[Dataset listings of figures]
========

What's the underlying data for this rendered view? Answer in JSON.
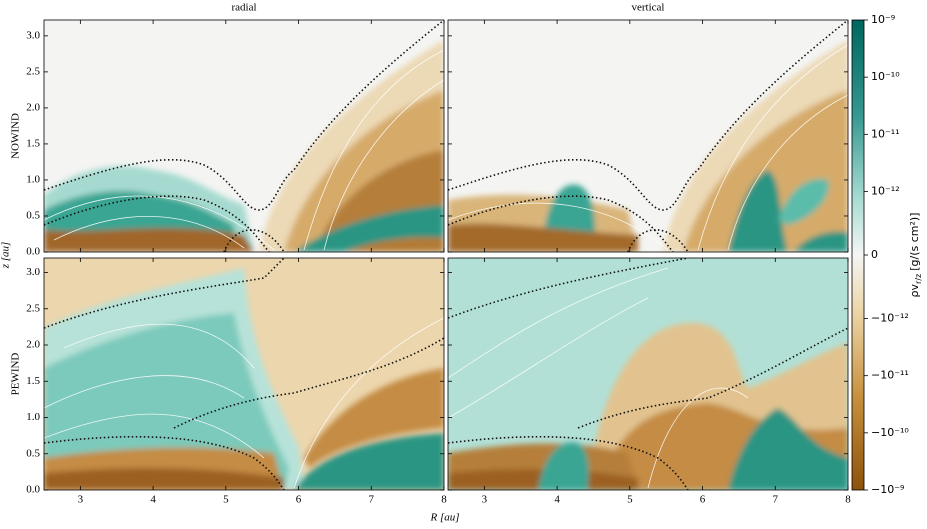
{
  "chart_data": [
    {
      "type": "heatmap",
      "title": "radial",
      "row_label": "NOWIND",
      "xlim": [
        2.5,
        8
      ],
      "ylim": [
        0,
        3.22
      ],
      "xticks": [
        3,
        4,
        5,
        6,
        7,
        8
      ],
      "yticks": [
        {
          "value": 0,
          "label": "0.0"
        },
        0.5,
        {
          "value": 1,
          "label": "1.0"
        },
        1.5,
        {
          "value": 2,
          "label": "2.0"
        },
        2.5,
        {
          "value": 3,
          "label": "3.0"
        }
      ]
    },
    {
      "type": "heatmap",
      "title": "vertical",
      "xlim": [
        2.5,
        8
      ],
      "ylim": [
        0,
        3.22
      ],
      "xticks": [
        3,
        4,
        5,
        6,
        7,
        8
      ],
      "yticks": [
        {
          "value": 0,
          "label": "0.0"
        },
        0.5,
        {
          "value": 1,
          "label": "1.0"
        },
        1.5,
        {
          "value": 2,
          "label": "2.0"
        },
        2.5,
        {
          "value": 3,
          "label": "3.0"
        }
      ]
    },
    {
      "type": "heatmap",
      "row_label": "PEWIND",
      "xlim": [
        2.5,
        8
      ],
      "ylim": [
        0,
        3.2
      ],
      "xticks": [
        3,
        4,
        5,
        6,
        7,
        8
      ],
      "yticks": [
        {
          "value": 0,
          "label": "0.0"
        },
        0.5,
        {
          "value": 1,
          "label": "1.0"
        },
        1.5,
        {
          "value": 2,
          "label": "2.0"
        },
        2.5,
        {
          "value": 3,
          "label": "3.0"
        }
      ]
    },
    {
      "type": "heatmap",
      "xlim": [
        2.5,
        8
      ],
      "ylim": [
        0,
        3.2
      ],
      "xticks": [
        3,
        4,
        5,
        6,
        7,
        8
      ],
      "yticks": [
        {
          "value": 0,
          "label": "0.0"
        },
        0.5,
        {
          "value": 1,
          "label": "1.0"
        },
        1.5,
        {
          "value": 2,
          "label": "2.0"
        },
        2.5,
        {
          "value": 3,
          "label": "3.0"
        }
      ]
    }
  ],
  "figure": {
    "xlabel": "R [au]",
    "ylabel": "z [au]"
  },
  "colorbar": {
    "label": "ρv",
    "label_subscript": "r/z",
    "label_unit": "[g/(s cm²)]",
    "scale": "symlog",
    "linthresh": 1e-12,
    "clim": [
      -1e-09,
      1e-09
    ],
    "ticks": [
      {
        "value": 1e-09,
        "label": "10⁻⁹"
      },
      {
        "value": 1e-10,
        "label": "10⁻¹⁰"
      },
      {
        "value": 1e-11,
        "label": "10⁻¹¹"
      },
      {
        "value": 1e-12,
        "label": "10⁻¹²"
      },
      0,
      {
        "value": -1e-12,
        "label": "−10⁻¹²"
      },
      {
        "value": -1e-11,
        "label": "−10⁻¹¹"
      },
      {
        "value": -1e-10,
        "label": "−10⁻¹⁰"
      },
      {
        "value": -1e-09,
        "label": "−10⁻⁹"
      }
    ]
  }
}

========

* _What this task involves_
Make an exact copy of every entry above, minus the images.

* _The output_
What's the underlying data for this rendered view? Answer in JSON.
{
  "chart_data": [
    {
      "type": "heatmap",
      "title": "radial",
      "row_label": "NOWIND",
      "xlim": [
        2.5,
        8
      ],
      "ylim": [
        0,
        3.22
      ],
      "xticks": [
        3,
        4,
        5,
        6,
        7,
        8
      ],
      "yticks": [
        {
          "value": 0,
          "label": "0.0"
        },
        0.5,
        {
          "value": 1,
          "label": "1.0"
        },
        1.5,
        {
          "value": 2,
          "label": "2.0"
        },
        2.5,
        {
          "value": 3,
          "label": "3.0"
        }
      ]
    },
    {
      "type": "heatmap",
      "title": "vertical",
      "xlim": [
        2.5,
        8
      ],
      "ylim": [
        0,
        3.22
      ],
      "xticks": [
        3,
        4,
        5,
        6,
        7,
        8
      ],
      "yticks": [
        {
          "value": 0,
          "label": "0.0"
        },
        0.5,
        {
          "value": 1,
          "label": "1.0"
        },
        1.5,
        {
          "value": 2,
          "label": "2.0"
        },
        2.5,
        {
          "value": 3,
          "label": "3.0"
        }
      ]
    },
    {
      "type": "heatmap",
      "row_label": "PEWIND",
      "xlim": [
        2.5,
        8
      ],
      "ylim": [
        0,
        3.2
      ],
      "xticks": [
        3,
        4,
        5,
        6,
        7,
        8
      ],
      "yticks": [
        {
          "value": 0,
          "label": "0.0"
        },
        0.5,
        {
          "value": 1,
          "label": "1.0"
        },
        1.5,
        {
          "value": 2,
          "label": "2.0"
        },
        2.5,
        {
          "value": 3,
          "label": "3.0"
        }
      ]
    },
    {
      "type": "heatmap",
      "xlim": [
        2.5,
        8
      ],
      "ylim": [
        0,
        3.2
      ],
      "xticks": [
        3,
        4,
        5,
        6,
        7,
        8
      ],
      "yticks": [
        {
          "value": 0,
          "label": "0.0"
        },
        0.5,
        {
          "value": 1,
          "label": "1.0"
        },
        1.5,
        {
          "value": 2,
          "label": "2.0"
        },
        2.5,
        {
          "value": 3,
          "label": "3.0"
        }
      ]
    }
  ],
  "figure": {
    "xlabel": "R [au]",
    "ylabel": "z [au]"
  },
  "colorbar": {
    "label": "ρv",
    "label_subscript": "r/z",
    "label_unit": "[g/(s cm²)]",
    "scale": "symlog",
    "linthresh": 1e-12,
    "clim": [
      -1e-09,
      1e-09
    ],
    "ticks": [
      {
        "value": 1e-09,
        "label": "10⁻⁹"
      },
      {
        "value": 1e-10,
        "label": "10⁻¹⁰"
      },
      {
        "value": 1e-11,
        "label": "10⁻¹¹"
      },
      {
        "value": 1e-12,
        "label": "10⁻¹²"
      },
      0,
      {
        "value": -1e-12,
        "label": "−10⁻¹²"
      },
      {
        "value": -1e-11,
        "label": "−10⁻¹¹"
      },
      {
        "value": -1e-10,
        "label": "−10⁻¹⁰"
      },
      {
        "value": -1e-09,
        "label": "−10⁻⁹"
      }
    ]
  }
}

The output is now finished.